::: RECORD SET :::
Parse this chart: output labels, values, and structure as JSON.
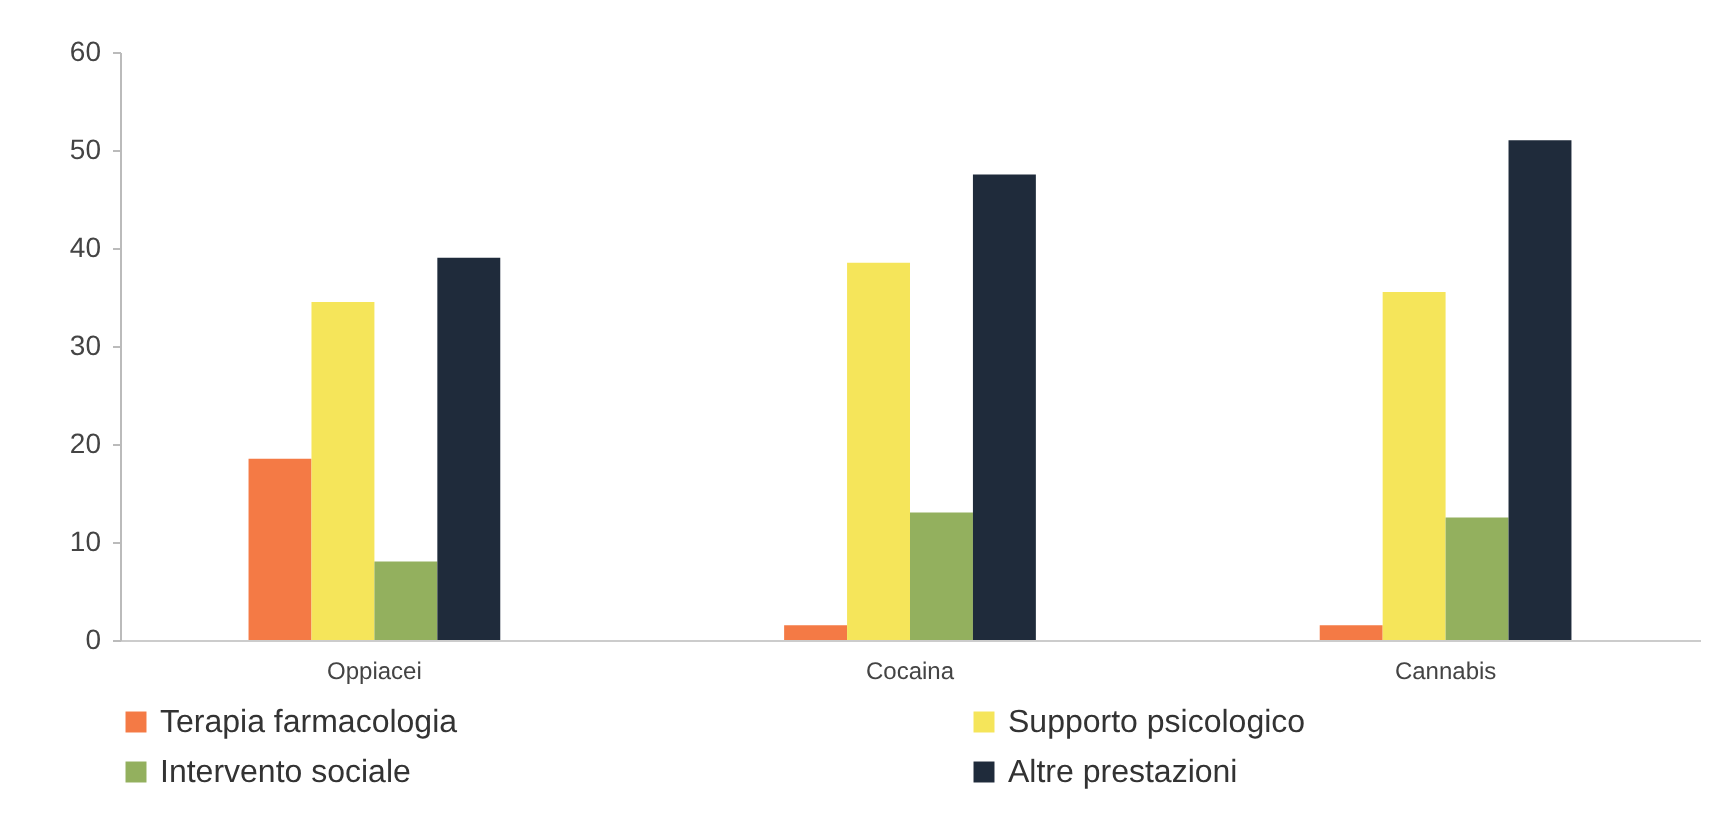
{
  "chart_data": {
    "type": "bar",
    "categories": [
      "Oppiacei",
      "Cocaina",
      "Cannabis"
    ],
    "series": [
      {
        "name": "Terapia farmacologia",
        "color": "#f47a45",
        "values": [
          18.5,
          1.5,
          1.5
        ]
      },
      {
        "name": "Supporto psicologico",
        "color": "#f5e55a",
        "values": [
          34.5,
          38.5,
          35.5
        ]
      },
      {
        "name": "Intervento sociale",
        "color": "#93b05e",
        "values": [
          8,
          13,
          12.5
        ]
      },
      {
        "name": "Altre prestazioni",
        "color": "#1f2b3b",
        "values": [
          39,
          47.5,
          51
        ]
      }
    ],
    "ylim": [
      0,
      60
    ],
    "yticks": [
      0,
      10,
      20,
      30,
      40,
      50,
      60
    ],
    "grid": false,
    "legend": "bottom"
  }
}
:::
::: RECORD SET :::
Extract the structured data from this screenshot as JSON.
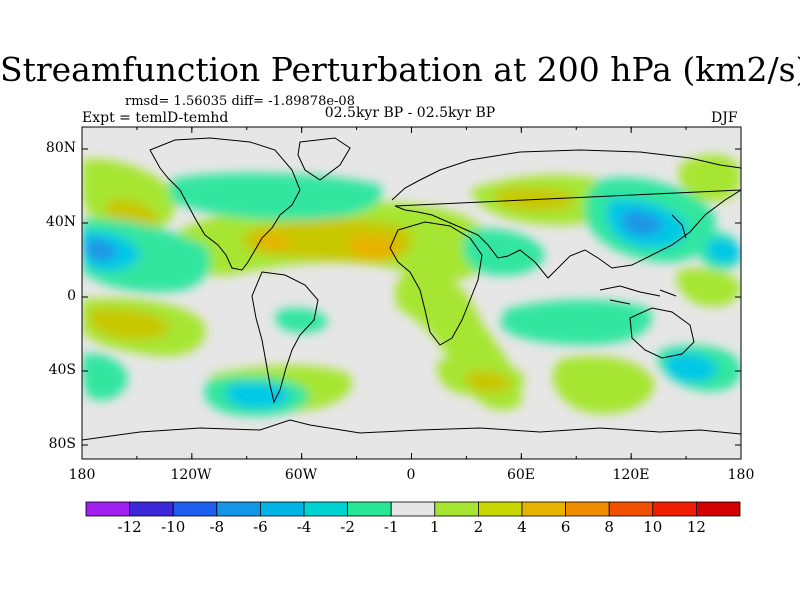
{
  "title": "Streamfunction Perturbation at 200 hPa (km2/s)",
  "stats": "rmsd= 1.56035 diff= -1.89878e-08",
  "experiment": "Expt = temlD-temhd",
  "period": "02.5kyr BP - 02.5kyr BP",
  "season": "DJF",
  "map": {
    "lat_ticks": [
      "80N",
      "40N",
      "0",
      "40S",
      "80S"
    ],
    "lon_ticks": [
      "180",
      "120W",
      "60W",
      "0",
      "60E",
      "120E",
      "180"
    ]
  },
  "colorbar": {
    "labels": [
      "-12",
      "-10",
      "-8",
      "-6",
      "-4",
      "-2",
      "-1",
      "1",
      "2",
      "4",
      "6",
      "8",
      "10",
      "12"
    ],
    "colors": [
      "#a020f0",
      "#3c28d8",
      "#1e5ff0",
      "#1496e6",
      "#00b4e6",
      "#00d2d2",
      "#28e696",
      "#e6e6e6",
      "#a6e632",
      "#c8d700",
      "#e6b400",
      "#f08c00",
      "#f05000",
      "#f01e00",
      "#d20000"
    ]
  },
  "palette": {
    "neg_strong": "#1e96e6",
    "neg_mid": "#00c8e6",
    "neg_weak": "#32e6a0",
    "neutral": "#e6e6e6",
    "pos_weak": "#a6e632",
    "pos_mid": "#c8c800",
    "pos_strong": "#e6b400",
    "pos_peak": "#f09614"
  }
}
:::
* [AIM OF THE TASK]:
Where a line of the entries contains the word "this", copy that line.

* [EXERCISE RESPONSE]:
Parse this chart: output labels, values, and structure as JSON.
Extract the structured data from this screenshot as JSON.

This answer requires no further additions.